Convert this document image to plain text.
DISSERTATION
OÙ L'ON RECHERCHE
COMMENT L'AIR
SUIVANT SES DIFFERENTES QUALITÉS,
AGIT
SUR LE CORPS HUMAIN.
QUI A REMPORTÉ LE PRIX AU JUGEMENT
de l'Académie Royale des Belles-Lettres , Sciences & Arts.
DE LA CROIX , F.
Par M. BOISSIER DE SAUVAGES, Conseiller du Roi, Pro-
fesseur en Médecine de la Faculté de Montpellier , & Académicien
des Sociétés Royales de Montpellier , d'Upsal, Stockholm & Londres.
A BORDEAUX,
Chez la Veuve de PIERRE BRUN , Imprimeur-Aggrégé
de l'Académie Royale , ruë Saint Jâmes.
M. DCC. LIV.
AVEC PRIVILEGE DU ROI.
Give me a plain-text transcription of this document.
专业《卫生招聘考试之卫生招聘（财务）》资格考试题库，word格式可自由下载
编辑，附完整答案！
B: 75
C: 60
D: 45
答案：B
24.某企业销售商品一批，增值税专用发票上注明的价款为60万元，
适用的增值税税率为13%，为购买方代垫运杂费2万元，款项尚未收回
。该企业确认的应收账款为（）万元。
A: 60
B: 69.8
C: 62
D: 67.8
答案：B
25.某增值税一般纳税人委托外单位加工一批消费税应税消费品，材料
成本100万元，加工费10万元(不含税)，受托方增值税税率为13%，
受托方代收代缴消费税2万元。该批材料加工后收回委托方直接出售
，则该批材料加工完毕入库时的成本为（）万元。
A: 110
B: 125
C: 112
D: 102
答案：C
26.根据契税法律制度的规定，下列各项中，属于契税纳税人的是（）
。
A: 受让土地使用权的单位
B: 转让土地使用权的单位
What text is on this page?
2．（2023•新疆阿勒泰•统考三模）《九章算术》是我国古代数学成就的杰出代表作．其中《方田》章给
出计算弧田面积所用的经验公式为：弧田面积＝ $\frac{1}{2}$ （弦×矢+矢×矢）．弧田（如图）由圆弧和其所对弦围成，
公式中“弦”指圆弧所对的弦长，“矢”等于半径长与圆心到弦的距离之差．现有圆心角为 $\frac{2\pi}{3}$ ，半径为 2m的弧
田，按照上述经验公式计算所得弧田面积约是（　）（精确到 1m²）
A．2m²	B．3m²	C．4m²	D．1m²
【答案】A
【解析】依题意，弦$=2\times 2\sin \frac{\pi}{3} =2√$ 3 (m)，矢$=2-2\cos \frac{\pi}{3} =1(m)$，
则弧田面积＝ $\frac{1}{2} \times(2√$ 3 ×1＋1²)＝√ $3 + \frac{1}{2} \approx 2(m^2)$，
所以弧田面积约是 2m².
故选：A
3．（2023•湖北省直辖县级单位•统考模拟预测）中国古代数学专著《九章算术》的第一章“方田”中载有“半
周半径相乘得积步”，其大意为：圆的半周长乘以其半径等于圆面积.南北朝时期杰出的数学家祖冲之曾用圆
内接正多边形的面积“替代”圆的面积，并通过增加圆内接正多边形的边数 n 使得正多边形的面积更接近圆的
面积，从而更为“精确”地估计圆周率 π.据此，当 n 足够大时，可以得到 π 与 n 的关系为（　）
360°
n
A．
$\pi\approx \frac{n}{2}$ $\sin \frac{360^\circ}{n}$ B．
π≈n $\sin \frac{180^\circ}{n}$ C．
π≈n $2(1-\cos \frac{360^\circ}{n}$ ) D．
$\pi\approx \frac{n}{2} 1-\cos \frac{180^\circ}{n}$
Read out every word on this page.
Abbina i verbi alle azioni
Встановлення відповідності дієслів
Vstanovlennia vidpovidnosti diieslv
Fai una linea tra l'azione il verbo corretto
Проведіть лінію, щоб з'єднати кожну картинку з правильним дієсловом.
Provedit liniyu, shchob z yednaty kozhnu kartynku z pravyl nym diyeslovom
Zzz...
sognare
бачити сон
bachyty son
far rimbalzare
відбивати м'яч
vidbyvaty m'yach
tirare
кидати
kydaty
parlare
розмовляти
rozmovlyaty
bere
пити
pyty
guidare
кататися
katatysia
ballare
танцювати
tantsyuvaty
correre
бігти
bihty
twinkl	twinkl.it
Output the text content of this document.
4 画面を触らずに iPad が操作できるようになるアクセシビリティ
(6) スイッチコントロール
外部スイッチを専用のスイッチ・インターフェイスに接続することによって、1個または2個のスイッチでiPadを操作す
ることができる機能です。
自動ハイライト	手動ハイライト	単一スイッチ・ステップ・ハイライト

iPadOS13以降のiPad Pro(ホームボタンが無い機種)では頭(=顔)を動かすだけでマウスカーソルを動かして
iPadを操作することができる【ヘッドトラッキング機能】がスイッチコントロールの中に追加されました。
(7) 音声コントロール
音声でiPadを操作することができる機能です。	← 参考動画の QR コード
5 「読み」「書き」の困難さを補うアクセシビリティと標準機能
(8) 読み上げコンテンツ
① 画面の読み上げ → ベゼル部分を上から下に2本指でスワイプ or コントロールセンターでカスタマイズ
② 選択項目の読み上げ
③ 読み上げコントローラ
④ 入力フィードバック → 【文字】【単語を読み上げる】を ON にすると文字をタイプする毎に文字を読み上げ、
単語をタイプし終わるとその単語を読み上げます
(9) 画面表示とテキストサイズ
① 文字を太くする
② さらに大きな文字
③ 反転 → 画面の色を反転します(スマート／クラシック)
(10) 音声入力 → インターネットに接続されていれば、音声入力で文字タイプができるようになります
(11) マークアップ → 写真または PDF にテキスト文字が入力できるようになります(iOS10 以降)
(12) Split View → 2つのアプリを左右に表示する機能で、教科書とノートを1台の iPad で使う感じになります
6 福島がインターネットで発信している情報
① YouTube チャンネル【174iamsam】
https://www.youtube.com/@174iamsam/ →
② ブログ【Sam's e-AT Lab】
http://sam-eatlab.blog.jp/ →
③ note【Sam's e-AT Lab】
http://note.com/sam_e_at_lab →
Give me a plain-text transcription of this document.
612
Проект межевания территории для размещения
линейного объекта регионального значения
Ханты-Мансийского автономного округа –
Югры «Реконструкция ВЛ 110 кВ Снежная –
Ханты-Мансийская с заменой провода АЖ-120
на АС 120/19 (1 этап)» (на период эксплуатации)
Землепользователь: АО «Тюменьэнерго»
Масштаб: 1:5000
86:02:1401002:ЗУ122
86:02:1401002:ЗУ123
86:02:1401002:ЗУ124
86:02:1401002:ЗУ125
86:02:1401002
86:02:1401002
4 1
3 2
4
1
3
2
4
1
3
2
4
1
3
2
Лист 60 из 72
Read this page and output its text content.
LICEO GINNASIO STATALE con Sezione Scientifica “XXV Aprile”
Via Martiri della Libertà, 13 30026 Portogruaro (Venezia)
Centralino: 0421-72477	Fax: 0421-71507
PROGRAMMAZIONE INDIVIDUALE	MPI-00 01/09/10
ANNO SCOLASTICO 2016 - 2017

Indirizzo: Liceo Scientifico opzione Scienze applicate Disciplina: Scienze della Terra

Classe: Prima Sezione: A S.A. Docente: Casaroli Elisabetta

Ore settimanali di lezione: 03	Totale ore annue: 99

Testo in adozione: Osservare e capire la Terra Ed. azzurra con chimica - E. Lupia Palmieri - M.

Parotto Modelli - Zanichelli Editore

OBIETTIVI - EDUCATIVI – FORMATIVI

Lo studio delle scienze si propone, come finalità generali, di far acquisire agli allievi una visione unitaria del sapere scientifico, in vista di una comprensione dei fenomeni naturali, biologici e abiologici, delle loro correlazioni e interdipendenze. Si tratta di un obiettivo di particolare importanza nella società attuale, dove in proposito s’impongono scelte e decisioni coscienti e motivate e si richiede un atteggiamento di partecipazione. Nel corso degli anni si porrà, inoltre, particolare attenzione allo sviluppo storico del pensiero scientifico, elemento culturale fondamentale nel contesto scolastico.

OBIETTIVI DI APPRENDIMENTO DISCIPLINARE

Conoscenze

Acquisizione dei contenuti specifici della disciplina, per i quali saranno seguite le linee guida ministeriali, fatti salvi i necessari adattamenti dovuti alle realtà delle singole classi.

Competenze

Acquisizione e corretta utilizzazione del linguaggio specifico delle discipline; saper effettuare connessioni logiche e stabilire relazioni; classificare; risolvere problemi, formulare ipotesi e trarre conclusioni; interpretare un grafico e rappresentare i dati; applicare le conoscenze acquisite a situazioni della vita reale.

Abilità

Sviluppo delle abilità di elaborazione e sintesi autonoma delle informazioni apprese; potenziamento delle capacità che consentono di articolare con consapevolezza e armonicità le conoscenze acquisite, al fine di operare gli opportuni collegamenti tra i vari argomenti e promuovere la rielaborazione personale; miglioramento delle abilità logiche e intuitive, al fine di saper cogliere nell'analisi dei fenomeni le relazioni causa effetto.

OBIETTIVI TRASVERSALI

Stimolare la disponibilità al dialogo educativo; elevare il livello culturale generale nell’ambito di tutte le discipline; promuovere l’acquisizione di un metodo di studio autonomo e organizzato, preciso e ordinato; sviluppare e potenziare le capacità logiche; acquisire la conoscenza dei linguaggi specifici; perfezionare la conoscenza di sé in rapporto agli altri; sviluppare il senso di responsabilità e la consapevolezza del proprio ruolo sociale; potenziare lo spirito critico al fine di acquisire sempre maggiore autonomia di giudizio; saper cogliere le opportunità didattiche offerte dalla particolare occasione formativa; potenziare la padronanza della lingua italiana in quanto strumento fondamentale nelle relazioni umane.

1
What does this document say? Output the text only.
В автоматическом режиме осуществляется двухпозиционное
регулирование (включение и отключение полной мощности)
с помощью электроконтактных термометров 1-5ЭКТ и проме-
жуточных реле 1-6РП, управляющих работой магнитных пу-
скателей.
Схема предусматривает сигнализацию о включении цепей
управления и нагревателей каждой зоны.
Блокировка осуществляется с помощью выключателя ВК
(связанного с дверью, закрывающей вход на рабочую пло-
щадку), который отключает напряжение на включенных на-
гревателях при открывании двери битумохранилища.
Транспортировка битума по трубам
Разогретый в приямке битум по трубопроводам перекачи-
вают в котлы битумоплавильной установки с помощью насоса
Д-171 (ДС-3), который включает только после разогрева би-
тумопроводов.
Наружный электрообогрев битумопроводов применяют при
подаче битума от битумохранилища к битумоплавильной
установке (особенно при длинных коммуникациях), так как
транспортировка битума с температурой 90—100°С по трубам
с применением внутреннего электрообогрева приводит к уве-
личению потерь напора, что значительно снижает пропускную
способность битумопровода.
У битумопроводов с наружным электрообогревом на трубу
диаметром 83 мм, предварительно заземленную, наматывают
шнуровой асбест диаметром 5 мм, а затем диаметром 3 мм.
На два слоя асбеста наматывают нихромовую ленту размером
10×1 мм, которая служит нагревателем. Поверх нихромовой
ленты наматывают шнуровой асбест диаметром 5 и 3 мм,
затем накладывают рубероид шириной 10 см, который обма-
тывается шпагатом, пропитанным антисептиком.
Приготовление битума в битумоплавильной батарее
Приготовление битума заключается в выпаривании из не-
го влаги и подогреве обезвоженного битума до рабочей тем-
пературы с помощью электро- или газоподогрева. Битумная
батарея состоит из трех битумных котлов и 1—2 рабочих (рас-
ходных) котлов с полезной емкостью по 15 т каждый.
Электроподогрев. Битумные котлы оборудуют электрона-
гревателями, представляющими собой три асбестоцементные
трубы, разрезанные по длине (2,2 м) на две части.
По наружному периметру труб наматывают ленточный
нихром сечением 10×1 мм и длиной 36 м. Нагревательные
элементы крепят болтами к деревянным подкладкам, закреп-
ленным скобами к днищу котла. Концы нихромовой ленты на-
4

════

=== What the task requires ===
Look through the data and show every line containing "Read".

=== Solution to this exercise ===
Read out every word on this page.
Read this page and output its text content.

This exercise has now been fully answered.